▸ Was zu tun ist
Prüfe anhand der Filmkritik unten, ob diese Aussagen stimmen: (a) Karoline Herfurth führt bei dem Film Regie und spielt auch selbst mit. (b) Leyla findet im Fußball ein passendes Ventil. (c) Vicky fährt einen alten roten Golf. Antworte jeweils mit Ja oder Nein und zitiere die entscheidenden Worte der Filmkritik wörtlich.

▸ Textauszug

Täglich droht der Burn-out
Herfurth und Tschirner in "Wunderschön": Mit Witz und Tiefgang über weibliche Sorgen
3.2.2022, 15:05 UhrDie 37-jährige Schauspielerin Karoline Herfurth selbst schlüpft in ihrer vierten Regie-Arbeit (nach dem Kurzfilm "Mittelkleiner Mensch" und den Langfilmen "SMS für Dich" und "Sweethearts") in die vielleicht zentralste Rolle.
Sie spielt Sonja, eine in zunehmendem Maße verzweifelte Mutter zweier kleiner Kinder , die nicht nur unter ihrem auf die Karriere fixierten Mann (Mücke) leidet, sondern auch mit ihren Babypfunden hadert und nicht so recht in die Mama-Rolle hineinfinden mag.
Aussehen und Fremdwahrnehmung
Martina Gedeck spielt die etwa 60-jährige Frauke, die sich noch mehr vom Leben erhofft als nur das Kochen für und die öden Gespräche mit dem ollen Ehemann (Joachim Król). Sohn und Tochter Julie sind schon ausgezogen, Julie (Emilia Schüle) versucht sich in der Modelwelt – deren grausame Schattenseiten von Regisseurin Herfurth auf brutal-ehrliche Art seziert werden.
Das Thema Aussehen (einmal fragt ein kleines Mädchen: "Wie sieht man richtig aus?"), die eigene und die Fremdwahrnehmung: Das sind die inhaltliche Fixpunkte, um die sich die allesamt sehr unterhaltsamen Geschichten drehen. Auch die übergewichtige Teenagerin Leyla (wunderbar: Dilara Eylin Ziem) leidet unter ihrem Äußeren und findet schließlich im Baseball das zu ihr passende Ventil.
Balance zwischen Klamauk und Ernst
Vor allem aber Nora Tschirner ist in diesem virtuos choreografierten Ensemble ein Ereignis: Die 40-jährige Schauspielerin, Musikerin, ehemalige Moderatorin, die 2016 auch in "SMS für Dich" mitgespielt hat, besticht durch ihre rotzig-rührende Art: Sie gibt die alleinstehende Kunstlehrerin Vicky, die nicht nur mit ihrer verzottelten Haarpracht und einem den rechten Zeigefinger schmückenden blauen Pflaster auffällt. Mit ihrem betagten feuerroten Golf weckt sie auch das Interesse eines flotten Lehrerkollegen, mit dem sich Vicky aber (zunächst) nur auf eine Mini-Affäre einlässt. Es gibt wenige deutsche Darstellerinnen, die die dreisten, auch hässlichen Seiten ihrer Figuren auf so mutige und sympathische Weise vermitteln können, ohne dabei die Balance zwischen Klamauk und Ernst zu verlieren.

▸ Daten

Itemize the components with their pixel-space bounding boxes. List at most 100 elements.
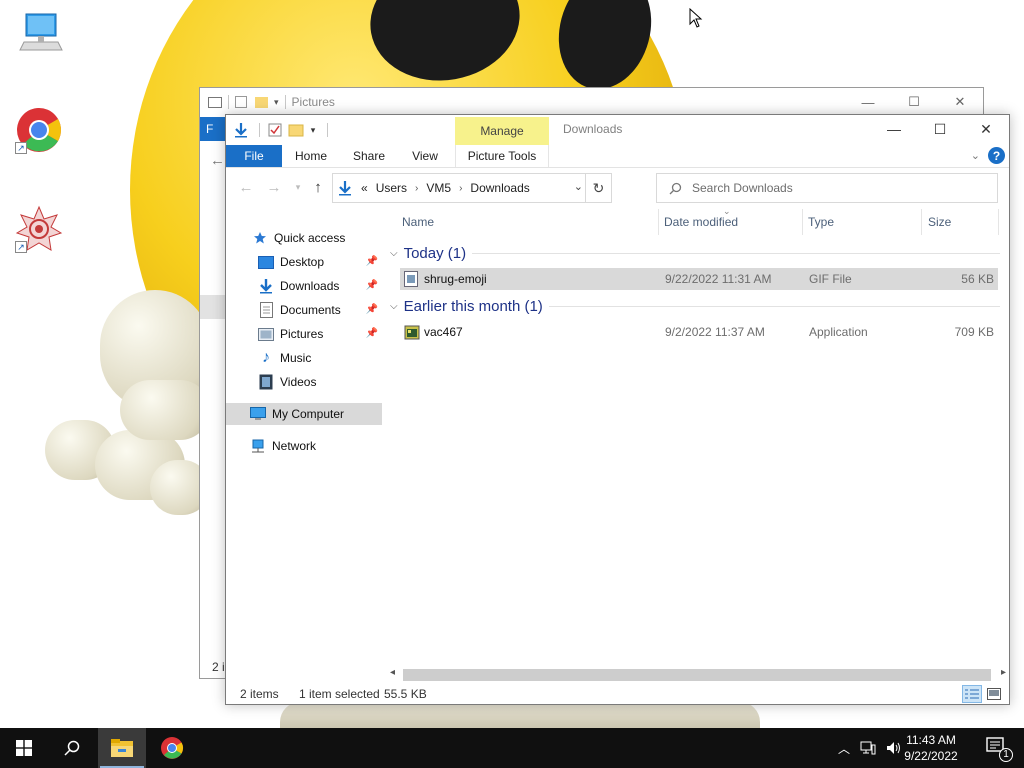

▸ Ergebnis
(a) Ja: „Die 37-jährige Schauspielerin Karoline Herfurth selbst schlüpft in ihrer vierten Regie-Arbeit (nach dem Kurzfilm "Mittelkleiner Mensch" und den Langfilmen "SMS für Dich" und "Sweethearts") in die vielleicht zentralste Rolle.“
(b) Nein: „findet schließlich im Baseball das zu ihr passende Ventil“
(c) Ja: „Mit ihrem betagten feuerroten Golf“